-- START --
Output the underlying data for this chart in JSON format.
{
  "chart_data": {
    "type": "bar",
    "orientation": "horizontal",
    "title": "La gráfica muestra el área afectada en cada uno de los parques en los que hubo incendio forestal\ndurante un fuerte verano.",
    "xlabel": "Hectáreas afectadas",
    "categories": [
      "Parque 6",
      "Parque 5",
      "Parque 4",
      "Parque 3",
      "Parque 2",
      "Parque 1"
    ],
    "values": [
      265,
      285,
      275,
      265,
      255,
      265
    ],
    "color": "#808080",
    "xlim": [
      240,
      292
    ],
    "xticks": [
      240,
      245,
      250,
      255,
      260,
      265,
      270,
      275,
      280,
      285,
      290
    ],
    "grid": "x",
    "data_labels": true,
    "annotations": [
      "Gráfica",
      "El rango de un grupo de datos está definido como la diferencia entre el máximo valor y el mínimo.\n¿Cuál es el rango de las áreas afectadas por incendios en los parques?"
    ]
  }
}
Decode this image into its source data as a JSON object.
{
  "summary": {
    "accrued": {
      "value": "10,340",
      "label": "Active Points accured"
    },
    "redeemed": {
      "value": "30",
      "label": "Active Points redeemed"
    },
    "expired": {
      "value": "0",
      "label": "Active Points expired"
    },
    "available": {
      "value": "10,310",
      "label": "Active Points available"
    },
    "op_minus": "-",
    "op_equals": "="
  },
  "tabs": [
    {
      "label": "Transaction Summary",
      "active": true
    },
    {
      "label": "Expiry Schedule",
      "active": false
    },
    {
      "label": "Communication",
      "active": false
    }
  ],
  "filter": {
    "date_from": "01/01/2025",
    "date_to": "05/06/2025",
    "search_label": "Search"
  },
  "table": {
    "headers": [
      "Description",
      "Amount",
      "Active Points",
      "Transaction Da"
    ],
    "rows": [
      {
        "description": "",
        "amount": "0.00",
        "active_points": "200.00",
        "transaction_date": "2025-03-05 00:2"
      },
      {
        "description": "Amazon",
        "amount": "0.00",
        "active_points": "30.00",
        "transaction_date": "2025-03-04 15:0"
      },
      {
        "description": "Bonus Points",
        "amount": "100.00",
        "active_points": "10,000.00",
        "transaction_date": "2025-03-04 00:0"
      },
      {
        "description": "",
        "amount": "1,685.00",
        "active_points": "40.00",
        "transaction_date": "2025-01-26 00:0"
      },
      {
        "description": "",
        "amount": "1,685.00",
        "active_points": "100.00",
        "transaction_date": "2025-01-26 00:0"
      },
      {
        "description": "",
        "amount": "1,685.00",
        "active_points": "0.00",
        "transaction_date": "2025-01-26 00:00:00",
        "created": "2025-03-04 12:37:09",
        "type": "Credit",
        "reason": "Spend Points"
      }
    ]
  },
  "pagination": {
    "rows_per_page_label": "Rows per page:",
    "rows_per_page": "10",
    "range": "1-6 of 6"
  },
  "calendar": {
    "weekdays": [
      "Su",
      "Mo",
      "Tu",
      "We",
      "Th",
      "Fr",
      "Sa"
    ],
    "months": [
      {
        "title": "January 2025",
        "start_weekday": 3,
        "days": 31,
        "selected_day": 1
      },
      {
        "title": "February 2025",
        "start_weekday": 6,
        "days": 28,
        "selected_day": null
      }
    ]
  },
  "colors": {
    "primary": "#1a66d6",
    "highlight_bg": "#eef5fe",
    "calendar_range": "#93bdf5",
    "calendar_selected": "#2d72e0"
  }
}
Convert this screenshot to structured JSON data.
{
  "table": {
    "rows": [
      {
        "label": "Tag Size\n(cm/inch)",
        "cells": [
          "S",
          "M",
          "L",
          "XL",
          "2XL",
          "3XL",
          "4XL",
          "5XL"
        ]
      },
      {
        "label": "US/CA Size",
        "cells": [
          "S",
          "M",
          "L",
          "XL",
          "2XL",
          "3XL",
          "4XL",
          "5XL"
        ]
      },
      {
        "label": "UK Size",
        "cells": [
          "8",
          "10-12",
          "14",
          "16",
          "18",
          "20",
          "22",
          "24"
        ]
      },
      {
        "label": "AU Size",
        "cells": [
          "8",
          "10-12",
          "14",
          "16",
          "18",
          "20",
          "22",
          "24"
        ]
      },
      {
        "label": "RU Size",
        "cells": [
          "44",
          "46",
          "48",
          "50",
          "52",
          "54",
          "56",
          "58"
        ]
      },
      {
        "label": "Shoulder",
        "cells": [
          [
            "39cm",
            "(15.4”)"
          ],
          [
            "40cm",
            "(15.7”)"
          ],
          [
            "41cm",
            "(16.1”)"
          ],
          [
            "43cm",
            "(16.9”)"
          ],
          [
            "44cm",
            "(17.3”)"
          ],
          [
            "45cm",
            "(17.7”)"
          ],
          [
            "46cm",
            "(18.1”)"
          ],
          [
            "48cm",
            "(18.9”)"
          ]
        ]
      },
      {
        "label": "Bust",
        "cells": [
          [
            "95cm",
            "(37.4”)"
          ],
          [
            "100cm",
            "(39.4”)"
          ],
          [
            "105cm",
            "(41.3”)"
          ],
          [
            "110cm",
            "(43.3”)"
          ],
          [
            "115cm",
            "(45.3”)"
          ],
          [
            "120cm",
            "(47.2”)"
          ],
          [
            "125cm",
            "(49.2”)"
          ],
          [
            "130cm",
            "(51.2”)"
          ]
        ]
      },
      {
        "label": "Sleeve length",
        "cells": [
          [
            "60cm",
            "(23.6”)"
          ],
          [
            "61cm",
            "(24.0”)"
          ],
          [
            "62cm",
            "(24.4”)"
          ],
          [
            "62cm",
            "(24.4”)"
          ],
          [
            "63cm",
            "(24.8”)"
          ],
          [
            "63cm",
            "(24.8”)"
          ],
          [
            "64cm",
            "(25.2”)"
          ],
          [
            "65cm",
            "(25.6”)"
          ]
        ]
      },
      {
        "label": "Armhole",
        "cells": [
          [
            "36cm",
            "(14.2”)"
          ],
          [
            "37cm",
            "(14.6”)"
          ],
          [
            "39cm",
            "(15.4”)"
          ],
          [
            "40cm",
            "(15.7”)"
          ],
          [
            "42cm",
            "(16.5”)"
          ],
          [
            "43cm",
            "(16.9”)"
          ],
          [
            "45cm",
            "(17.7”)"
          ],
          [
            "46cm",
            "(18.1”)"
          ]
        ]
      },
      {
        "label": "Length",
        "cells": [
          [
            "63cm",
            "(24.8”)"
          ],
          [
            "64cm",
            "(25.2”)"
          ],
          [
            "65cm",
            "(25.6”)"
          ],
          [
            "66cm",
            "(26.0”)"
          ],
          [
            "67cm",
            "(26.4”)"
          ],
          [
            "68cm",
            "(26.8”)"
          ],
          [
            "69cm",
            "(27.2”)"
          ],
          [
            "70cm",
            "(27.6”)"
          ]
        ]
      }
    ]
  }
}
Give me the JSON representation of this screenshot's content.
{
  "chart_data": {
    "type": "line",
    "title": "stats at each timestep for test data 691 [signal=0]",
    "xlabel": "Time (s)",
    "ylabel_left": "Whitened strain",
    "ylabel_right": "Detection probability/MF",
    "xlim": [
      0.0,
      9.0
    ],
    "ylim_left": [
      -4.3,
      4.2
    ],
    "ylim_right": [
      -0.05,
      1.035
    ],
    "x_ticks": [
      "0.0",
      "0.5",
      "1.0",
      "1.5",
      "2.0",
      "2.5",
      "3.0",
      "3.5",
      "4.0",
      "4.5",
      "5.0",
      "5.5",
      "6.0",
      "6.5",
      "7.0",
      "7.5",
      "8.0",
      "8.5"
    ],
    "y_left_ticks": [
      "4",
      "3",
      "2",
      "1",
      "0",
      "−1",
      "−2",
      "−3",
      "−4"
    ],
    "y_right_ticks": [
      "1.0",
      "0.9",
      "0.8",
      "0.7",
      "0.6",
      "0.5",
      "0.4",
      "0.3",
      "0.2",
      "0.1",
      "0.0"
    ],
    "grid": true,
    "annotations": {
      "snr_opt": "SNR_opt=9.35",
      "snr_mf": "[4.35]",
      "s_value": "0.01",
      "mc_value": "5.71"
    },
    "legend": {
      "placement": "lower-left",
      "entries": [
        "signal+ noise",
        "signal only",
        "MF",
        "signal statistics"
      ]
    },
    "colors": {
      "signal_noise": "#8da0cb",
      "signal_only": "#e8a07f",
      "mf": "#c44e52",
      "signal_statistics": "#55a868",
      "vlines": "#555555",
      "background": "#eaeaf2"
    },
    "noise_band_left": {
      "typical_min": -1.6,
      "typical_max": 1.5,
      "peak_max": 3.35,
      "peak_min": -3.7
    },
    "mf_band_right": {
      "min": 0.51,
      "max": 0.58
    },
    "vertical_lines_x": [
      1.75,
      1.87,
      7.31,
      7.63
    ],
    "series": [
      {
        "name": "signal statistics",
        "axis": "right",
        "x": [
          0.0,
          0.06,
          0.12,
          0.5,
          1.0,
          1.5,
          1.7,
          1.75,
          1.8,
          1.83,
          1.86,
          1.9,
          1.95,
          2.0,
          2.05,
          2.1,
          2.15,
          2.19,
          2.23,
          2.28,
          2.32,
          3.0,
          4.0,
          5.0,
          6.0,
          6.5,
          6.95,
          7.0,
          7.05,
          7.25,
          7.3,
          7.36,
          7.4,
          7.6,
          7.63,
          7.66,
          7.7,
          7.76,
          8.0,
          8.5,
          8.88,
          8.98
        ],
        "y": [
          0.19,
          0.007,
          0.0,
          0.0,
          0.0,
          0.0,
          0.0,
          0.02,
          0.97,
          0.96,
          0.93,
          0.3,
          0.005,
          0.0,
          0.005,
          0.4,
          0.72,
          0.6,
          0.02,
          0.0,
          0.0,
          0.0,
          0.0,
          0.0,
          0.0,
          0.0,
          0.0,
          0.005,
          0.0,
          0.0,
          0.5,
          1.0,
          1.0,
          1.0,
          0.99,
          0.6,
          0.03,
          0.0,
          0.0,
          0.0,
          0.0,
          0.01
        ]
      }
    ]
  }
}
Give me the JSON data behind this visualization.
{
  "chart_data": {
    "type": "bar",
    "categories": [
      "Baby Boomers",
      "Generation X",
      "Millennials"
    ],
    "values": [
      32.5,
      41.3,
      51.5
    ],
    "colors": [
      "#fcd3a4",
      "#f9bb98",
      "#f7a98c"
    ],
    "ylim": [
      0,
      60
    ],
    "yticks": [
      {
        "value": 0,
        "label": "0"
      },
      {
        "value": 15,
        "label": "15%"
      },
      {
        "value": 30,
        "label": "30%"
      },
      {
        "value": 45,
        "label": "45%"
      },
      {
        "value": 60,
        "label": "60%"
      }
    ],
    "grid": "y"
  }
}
-- END --
The task:
Each line that holds the string "available" counts once; give the total and nothing else.

Completed exercise:
2